* **EXERCISE REQUIREMENTS**
Quote only the lines that start at the line with "Output a JSON" and run to the end of the entries; omit the pictures.

++++

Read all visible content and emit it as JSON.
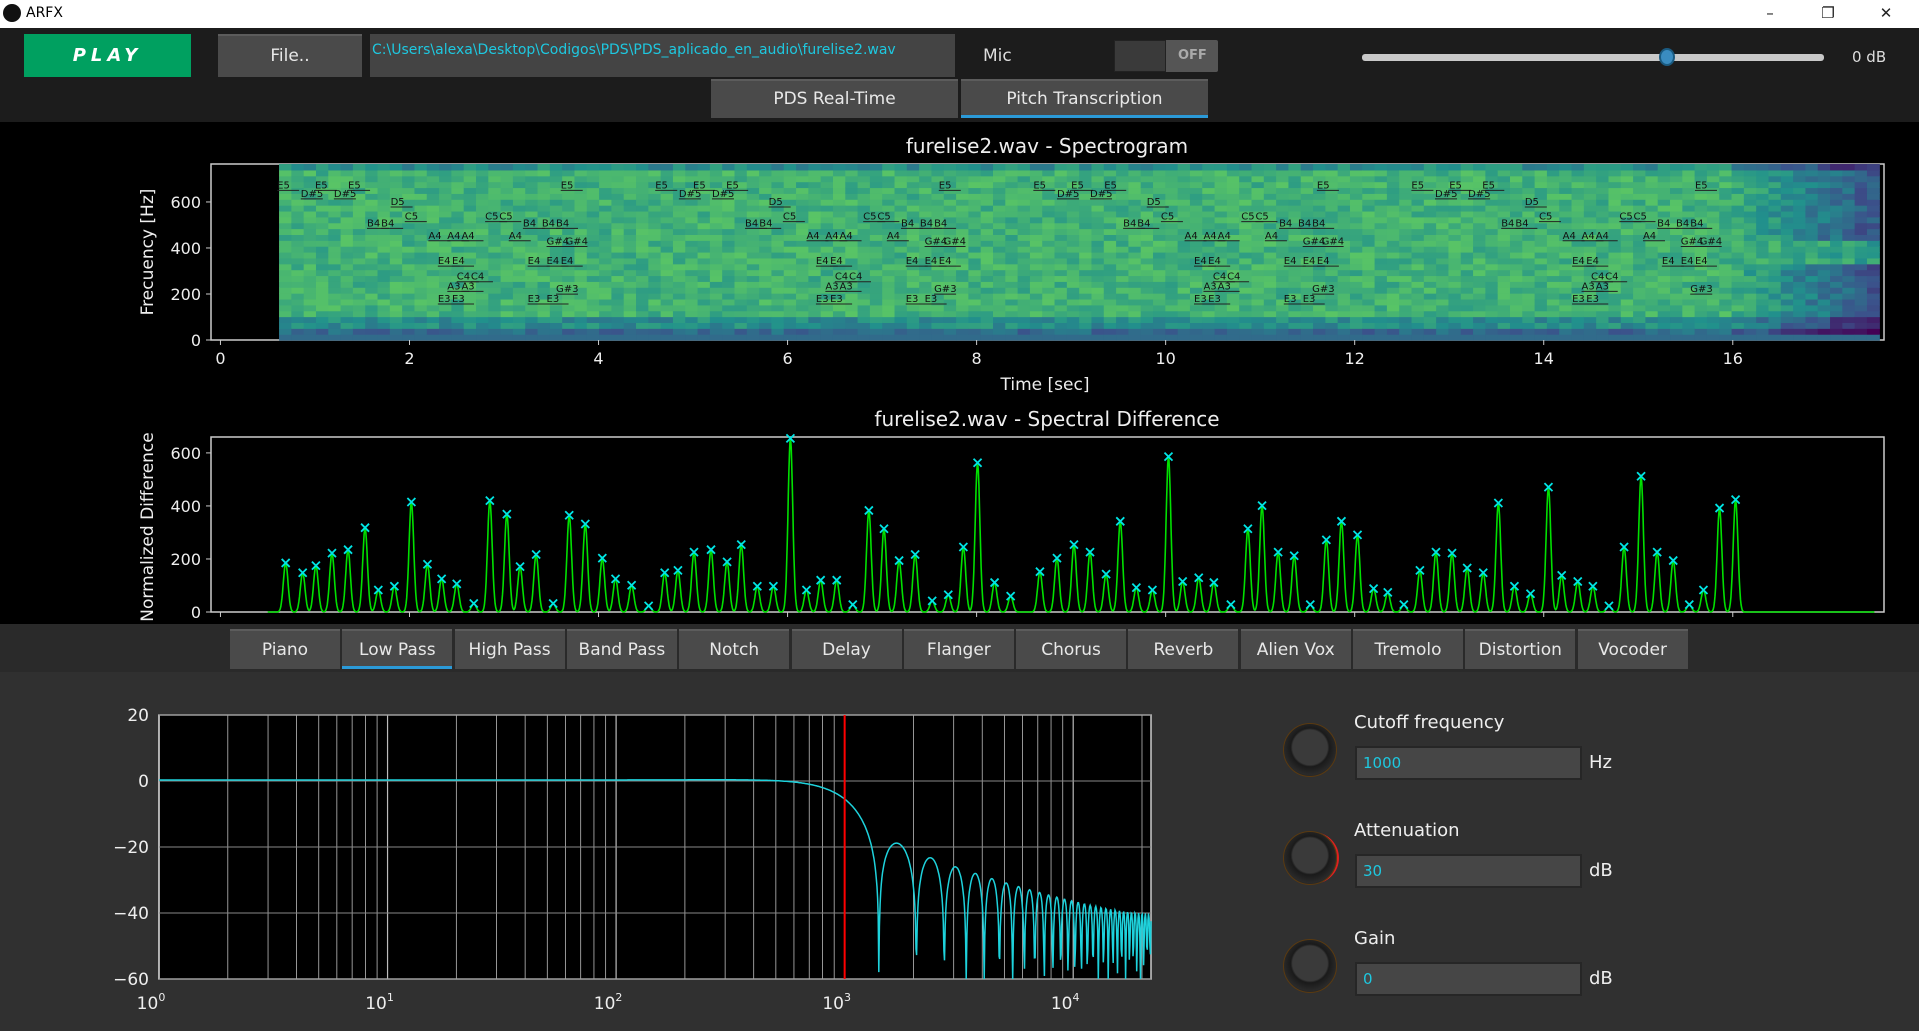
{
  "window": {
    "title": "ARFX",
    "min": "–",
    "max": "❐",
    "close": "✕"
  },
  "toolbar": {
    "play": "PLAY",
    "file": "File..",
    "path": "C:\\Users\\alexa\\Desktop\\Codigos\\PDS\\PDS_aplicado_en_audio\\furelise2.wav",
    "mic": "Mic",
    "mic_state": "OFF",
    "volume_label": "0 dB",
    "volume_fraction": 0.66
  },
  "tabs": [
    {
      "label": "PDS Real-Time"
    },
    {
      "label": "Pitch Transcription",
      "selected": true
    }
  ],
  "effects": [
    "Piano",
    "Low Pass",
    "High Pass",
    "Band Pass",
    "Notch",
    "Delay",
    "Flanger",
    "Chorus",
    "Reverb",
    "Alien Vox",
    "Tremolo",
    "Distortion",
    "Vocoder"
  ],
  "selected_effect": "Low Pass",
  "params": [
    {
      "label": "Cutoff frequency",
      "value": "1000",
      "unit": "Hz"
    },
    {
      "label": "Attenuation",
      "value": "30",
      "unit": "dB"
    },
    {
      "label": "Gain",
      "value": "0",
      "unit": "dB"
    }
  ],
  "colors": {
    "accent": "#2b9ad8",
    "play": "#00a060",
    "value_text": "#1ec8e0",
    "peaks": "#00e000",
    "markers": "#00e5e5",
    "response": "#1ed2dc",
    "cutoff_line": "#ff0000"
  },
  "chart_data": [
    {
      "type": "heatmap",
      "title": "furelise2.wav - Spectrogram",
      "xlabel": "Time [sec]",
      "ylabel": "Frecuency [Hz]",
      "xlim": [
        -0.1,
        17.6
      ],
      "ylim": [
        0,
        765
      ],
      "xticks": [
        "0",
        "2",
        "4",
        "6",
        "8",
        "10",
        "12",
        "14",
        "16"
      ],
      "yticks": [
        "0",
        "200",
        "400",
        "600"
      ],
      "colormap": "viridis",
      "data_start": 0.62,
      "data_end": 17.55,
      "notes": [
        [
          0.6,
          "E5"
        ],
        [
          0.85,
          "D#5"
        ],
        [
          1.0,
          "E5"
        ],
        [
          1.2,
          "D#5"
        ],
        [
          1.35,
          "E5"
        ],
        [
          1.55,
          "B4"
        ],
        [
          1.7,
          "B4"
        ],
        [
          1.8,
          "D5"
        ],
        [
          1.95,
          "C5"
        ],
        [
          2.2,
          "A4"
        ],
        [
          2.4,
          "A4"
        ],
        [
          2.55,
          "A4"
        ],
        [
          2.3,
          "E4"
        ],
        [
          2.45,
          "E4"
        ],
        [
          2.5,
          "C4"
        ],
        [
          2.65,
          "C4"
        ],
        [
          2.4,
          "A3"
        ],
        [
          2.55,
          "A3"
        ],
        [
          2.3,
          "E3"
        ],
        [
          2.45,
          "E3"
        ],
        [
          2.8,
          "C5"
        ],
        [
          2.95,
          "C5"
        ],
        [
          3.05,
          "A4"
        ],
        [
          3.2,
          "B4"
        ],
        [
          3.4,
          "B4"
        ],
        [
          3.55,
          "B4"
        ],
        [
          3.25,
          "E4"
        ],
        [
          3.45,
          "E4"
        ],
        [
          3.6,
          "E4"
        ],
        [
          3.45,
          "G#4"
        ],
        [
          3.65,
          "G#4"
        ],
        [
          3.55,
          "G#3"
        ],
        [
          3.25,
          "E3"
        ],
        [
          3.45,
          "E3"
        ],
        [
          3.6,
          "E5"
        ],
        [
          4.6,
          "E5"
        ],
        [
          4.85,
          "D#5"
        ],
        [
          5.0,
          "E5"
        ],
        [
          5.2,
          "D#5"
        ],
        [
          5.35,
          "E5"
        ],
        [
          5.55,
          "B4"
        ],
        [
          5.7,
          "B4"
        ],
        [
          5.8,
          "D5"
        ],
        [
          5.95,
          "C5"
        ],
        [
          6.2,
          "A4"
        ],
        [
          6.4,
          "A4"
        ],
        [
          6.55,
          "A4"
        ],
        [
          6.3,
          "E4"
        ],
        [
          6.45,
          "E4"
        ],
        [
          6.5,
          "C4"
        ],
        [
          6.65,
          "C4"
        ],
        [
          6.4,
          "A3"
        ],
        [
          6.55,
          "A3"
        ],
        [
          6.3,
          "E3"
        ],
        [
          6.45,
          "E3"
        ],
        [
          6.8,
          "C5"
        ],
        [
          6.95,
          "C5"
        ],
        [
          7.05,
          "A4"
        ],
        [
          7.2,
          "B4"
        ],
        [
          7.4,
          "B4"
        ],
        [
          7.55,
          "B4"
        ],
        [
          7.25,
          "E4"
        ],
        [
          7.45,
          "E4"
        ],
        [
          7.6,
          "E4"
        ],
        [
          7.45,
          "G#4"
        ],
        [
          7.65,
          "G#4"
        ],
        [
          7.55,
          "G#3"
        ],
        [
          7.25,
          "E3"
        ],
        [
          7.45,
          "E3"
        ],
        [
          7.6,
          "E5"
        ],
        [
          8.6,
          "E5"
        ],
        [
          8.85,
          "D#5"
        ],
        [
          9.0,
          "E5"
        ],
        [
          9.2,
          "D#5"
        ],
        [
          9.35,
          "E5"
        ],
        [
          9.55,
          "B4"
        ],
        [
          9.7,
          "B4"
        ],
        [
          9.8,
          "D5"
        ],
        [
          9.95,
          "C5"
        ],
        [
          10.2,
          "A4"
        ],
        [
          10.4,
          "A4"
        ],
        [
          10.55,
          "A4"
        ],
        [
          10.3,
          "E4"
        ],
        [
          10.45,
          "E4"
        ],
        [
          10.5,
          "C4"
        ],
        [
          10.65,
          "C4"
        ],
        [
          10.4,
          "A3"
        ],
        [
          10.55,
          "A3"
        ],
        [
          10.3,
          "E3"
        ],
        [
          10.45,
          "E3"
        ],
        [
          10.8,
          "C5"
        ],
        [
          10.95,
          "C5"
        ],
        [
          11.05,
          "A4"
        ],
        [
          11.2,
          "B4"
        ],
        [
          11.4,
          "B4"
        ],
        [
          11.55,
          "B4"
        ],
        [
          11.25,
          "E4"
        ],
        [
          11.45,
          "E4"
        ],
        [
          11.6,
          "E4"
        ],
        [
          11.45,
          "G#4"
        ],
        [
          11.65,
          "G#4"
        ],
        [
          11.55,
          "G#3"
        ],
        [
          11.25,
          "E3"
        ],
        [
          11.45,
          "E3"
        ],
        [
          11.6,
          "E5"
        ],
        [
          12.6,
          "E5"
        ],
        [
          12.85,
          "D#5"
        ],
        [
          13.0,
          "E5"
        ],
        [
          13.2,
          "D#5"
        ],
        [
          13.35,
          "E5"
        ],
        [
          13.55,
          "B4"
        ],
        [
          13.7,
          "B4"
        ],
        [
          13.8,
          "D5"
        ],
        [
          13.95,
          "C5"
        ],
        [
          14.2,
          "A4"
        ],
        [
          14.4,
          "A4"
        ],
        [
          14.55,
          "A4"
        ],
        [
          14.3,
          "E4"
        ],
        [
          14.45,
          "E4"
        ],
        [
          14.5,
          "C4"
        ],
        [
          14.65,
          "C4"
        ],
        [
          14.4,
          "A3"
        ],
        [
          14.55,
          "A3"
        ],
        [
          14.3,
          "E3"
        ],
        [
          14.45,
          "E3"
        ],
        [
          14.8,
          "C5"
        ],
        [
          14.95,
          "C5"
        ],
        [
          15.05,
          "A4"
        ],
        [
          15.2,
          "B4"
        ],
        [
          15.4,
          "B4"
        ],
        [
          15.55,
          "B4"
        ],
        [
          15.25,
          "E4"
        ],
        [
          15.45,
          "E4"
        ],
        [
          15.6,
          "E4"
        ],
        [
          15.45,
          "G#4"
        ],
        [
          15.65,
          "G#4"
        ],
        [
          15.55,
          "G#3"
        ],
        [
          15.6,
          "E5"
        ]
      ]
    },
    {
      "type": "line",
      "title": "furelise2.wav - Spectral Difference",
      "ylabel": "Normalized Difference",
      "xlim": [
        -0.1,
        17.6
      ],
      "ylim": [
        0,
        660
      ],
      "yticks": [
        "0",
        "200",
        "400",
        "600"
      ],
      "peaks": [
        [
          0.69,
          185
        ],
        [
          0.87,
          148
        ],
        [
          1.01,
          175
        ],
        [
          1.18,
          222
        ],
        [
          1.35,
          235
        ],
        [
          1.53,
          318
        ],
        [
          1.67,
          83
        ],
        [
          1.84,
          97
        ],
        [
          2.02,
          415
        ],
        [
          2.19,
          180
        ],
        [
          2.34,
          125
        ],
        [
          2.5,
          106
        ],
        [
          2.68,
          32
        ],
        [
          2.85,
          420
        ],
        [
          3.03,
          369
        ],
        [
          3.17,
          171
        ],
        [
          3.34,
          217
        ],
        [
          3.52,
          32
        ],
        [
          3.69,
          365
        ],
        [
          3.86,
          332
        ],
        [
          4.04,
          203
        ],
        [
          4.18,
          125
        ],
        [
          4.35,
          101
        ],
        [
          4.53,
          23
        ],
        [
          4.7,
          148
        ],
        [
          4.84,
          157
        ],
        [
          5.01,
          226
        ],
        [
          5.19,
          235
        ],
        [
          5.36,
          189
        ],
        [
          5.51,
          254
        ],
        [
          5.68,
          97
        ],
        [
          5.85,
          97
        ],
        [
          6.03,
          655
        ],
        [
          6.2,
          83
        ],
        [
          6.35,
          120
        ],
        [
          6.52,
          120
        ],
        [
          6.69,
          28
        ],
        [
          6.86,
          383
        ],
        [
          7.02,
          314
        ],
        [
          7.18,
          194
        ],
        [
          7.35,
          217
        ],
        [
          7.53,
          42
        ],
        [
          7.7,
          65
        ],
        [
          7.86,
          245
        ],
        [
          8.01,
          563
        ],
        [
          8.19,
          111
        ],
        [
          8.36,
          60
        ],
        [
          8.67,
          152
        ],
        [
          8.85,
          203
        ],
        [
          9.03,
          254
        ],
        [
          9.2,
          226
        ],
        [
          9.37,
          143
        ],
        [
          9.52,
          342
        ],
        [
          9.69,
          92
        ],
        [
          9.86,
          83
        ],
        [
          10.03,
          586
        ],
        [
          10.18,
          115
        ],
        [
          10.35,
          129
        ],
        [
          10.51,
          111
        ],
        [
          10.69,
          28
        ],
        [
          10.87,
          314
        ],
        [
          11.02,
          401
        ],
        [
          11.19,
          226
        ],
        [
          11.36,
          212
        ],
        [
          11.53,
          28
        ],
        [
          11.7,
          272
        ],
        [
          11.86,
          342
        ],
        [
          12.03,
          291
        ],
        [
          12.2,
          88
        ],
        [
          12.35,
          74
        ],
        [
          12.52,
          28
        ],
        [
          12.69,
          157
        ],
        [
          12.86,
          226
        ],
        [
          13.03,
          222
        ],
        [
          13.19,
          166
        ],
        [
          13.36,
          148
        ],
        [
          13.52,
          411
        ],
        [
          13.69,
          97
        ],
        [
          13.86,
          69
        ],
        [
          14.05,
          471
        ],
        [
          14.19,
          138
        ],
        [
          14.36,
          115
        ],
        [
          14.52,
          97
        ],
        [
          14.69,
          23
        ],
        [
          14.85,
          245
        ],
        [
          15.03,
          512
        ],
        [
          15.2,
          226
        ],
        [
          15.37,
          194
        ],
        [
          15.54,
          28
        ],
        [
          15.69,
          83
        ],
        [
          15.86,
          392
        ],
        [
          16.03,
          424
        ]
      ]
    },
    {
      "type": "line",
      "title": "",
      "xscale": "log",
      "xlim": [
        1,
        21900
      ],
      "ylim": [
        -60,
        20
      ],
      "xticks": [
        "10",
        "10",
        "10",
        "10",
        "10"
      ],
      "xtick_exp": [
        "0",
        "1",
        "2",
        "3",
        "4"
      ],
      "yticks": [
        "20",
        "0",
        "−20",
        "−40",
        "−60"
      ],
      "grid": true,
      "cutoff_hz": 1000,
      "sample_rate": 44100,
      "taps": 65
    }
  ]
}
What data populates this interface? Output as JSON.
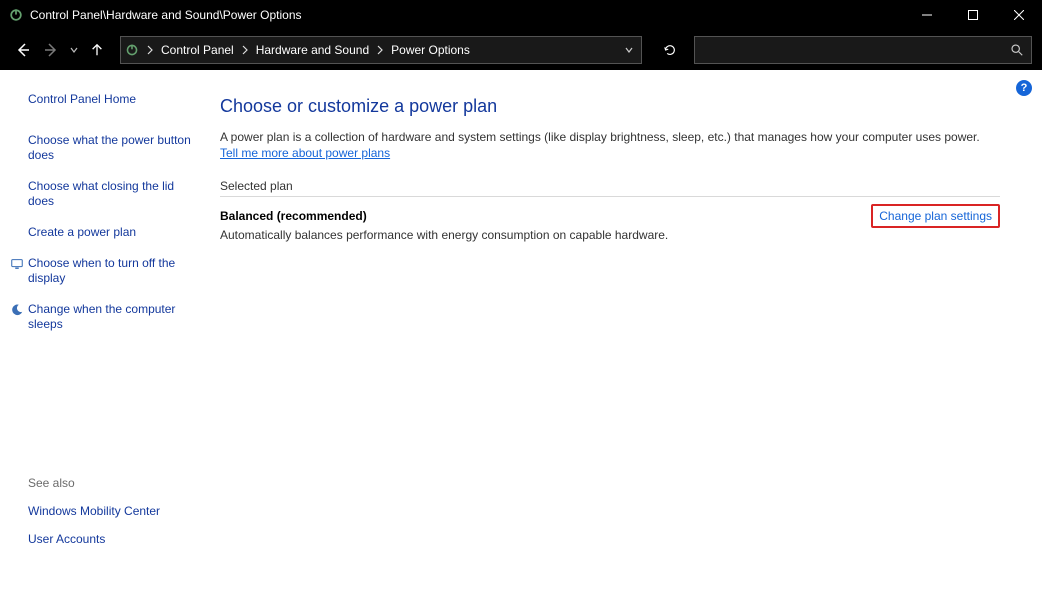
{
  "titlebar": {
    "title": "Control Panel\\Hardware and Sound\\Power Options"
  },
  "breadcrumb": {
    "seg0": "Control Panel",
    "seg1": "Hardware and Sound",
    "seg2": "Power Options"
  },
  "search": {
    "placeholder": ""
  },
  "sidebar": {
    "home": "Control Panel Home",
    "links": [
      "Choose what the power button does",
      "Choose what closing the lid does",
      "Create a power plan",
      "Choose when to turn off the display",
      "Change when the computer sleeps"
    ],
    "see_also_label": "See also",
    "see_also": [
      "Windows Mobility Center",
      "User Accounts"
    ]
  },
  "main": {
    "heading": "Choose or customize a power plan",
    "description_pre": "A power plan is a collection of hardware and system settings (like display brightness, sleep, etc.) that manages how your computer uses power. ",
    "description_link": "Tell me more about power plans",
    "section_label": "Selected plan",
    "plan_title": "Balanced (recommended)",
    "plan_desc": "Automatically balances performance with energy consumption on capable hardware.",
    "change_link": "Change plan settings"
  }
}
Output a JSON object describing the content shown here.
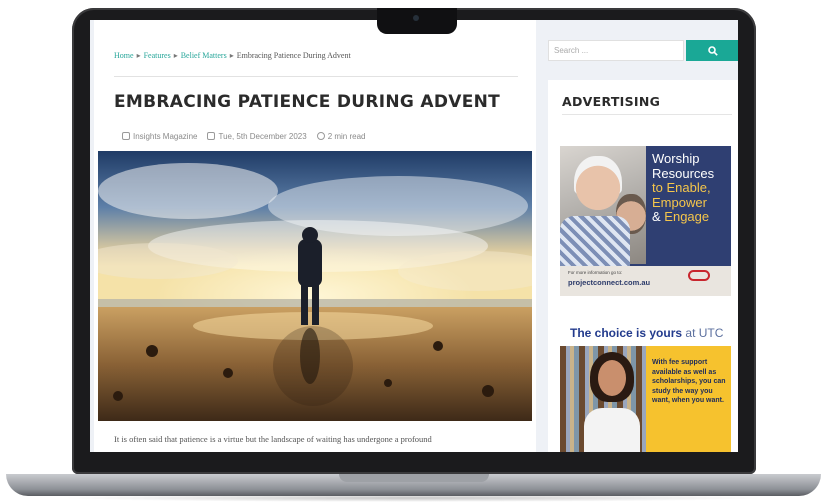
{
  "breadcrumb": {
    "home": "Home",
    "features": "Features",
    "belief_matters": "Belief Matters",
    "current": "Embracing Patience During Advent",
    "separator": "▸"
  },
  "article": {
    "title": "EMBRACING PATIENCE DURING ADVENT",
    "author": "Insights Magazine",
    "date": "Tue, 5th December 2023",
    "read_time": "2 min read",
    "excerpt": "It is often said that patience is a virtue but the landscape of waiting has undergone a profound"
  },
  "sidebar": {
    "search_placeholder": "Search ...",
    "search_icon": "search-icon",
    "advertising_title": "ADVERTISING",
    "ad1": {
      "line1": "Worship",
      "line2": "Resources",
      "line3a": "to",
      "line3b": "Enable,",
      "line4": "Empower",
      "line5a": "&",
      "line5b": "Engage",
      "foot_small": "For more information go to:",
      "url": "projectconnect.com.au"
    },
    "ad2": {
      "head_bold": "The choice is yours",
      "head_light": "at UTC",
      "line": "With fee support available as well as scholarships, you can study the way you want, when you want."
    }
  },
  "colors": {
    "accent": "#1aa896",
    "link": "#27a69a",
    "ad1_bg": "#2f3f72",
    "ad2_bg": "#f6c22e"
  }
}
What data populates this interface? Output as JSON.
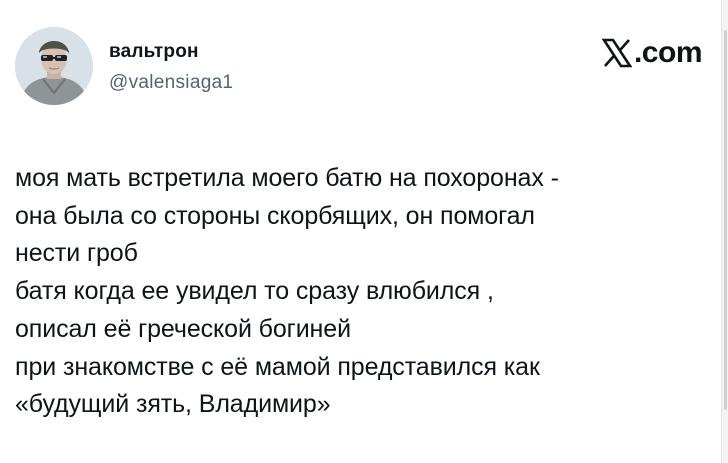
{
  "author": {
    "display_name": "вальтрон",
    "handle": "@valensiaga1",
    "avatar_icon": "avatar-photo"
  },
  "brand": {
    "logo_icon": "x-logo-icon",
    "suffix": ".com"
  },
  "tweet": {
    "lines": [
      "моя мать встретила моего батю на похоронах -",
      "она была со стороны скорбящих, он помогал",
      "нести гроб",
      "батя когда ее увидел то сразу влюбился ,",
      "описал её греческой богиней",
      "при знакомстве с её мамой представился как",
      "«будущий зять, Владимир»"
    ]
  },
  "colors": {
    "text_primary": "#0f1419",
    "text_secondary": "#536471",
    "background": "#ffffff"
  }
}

++++

* **ANSWER BELOW**
Output a JSON object describing the content shown here.
{
  "breadcrumb": {
    "home": "Home",
    "features": "Features",
    "belief_matters": "Belief Matters",
    "current": "Embracing Patience During Advent",
    "separator": "▸"
  },
  "article": {
    "title": "EMBRACING PATIENCE DURING ADVENT",
    "author": "Insights Magazine",
    "date": "Tue, 5th December 2023",
    "read_time": "2 min read",
    "excerpt": "It is often said that patience is a virtue but the landscape of waiting has undergone a profound"
  },
  "sidebar": {
    "search_placeholder": "Search ...",
    "search_icon": "search-icon",
    "advertising_title": "ADVERTISING",
    "ad1": {
      "line1": "Worship",
      "line2": "Resources",
      "line3a": "to",
      "line3b": "Enable,",
      "line4": "Empower",
      "line5a": "&",
      "line5b": "Engage",
      "foot_small": "For more information go to:",
      "url": "projectconnect.com.au"
    },
    "ad2": {
      "head_bold": "The choice is yours",
      "head_light": "at UTC",
      "line": "With fee support available as well as scholarships, you can study the way you want, when you want."
    }
  },
  "colors": {
    "accent": "#1aa896",
    "link": "#27a69a",
    "ad1_bg": "#2f3f72",
    "ad2_bg": "#f6c22e"
  }
}
What data populates this interface? Output as JSON.
{
  "author": {
    "display_name": "вальтрон",
    "handle": "@valensiaga1",
    "avatar_icon": "avatar-photo"
  },
  "brand": {
    "logo_icon": "x-logo-icon",
    "suffix": ".com"
  },
  "tweet": {
    "lines": [
      "моя мать встретила моего батю на похоронах -",
      "она была со стороны скорбящих, он помогал",
      "нести гроб",
      "батя когда ее увидел то сразу влюбился ,",
      "описал её греческой богиней",
      "при знакомстве с её мамой представился как",
      "«будущий зять, Владимир»"
    ]
  },
  "colors": {
    "text_primary": "#0f1419",
    "text_secondary": "#536471",
    "background": "#ffffff"
  }
}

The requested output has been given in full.